# WHAT TO PRODUCE:
From the entries that follow, gather each line holding the word "this".
----
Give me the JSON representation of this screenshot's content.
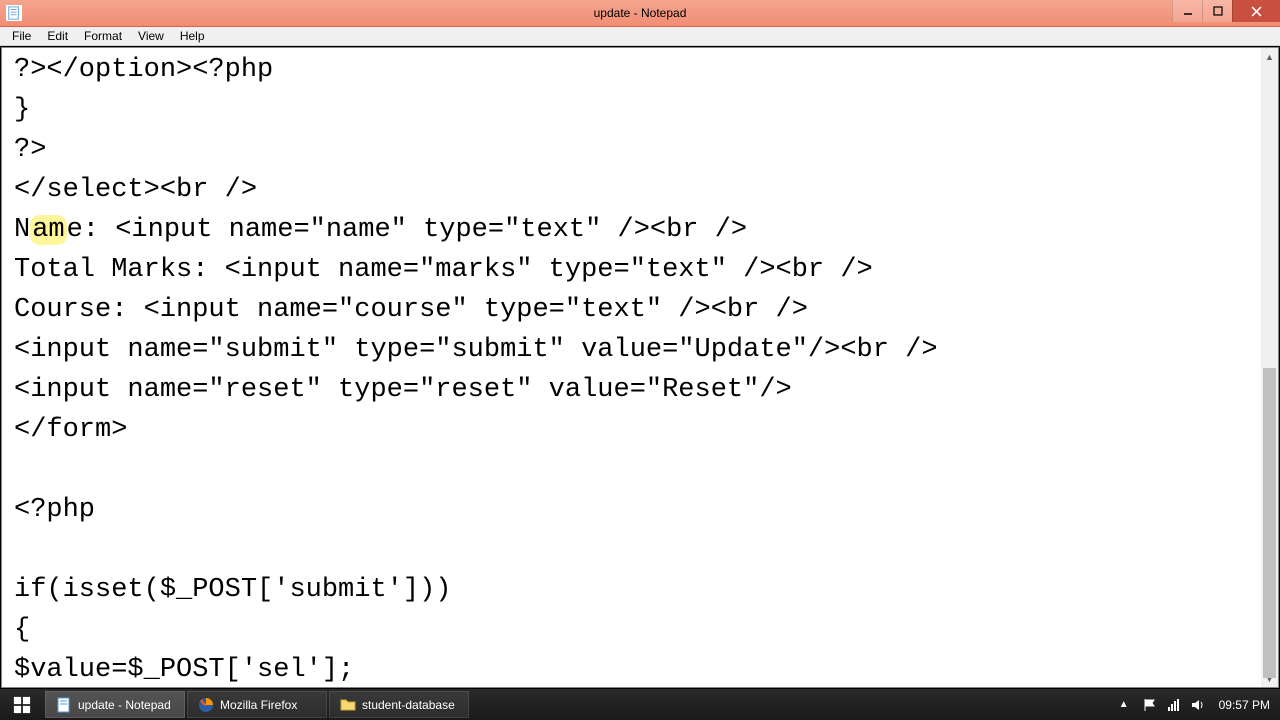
{
  "window": {
    "title": "update - Notepad"
  },
  "menu": {
    "file": "File",
    "edit": "Edit",
    "format": "Format",
    "view": "View",
    "help": "Help"
  },
  "editor": {
    "lines": [
      "?></option><?php",
      "}",
      "?>",
      "</select><br />",
      "Name: <input name=\"name\" type=\"text\" /><br />",
      "Total Marks: <input name=\"marks\" type=\"text\" /><br />",
      "Course: <input name=\"course\" type=\"text\" /><br />",
      "<input name=\"submit\" type=\"submit\" value=\"Update\"/><br />",
      "<input name=\"reset\" type=\"reset\" value=\"Reset\"/>",
      "</form>",
      "",
      "<?php",
      "",
      "if(isset($_POST['submit']))",
      "{",
      "$value=$_POST['sel'];"
    ],
    "highlight_line_index": 4,
    "highlight_text": "am"
  },
  "taskbar": {
    "items": [
      {
        "label": "update - Notepad",
        "icon": "notepad"
      },
      {
        "label": "Mozilla Firefox",
        "icon": "firefox"
      },
      {
        "label": "student-database",
        "icon": "folder"
      }
    ]
  },
  "tray": {
    "time": "09:57 PM"
  }
}
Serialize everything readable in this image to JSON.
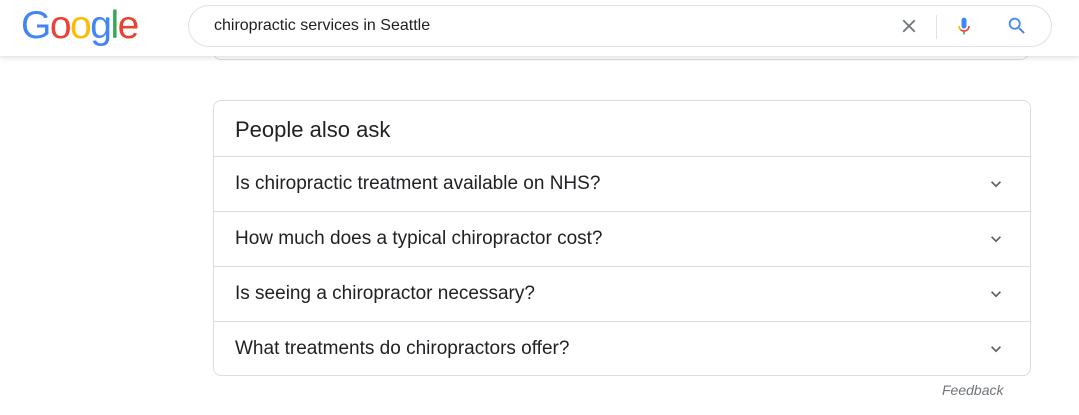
----
# REPLY TO THE TASK:
Give me the JSON representation of this screenshot's content.
Serialize everything readable in this image to JSON.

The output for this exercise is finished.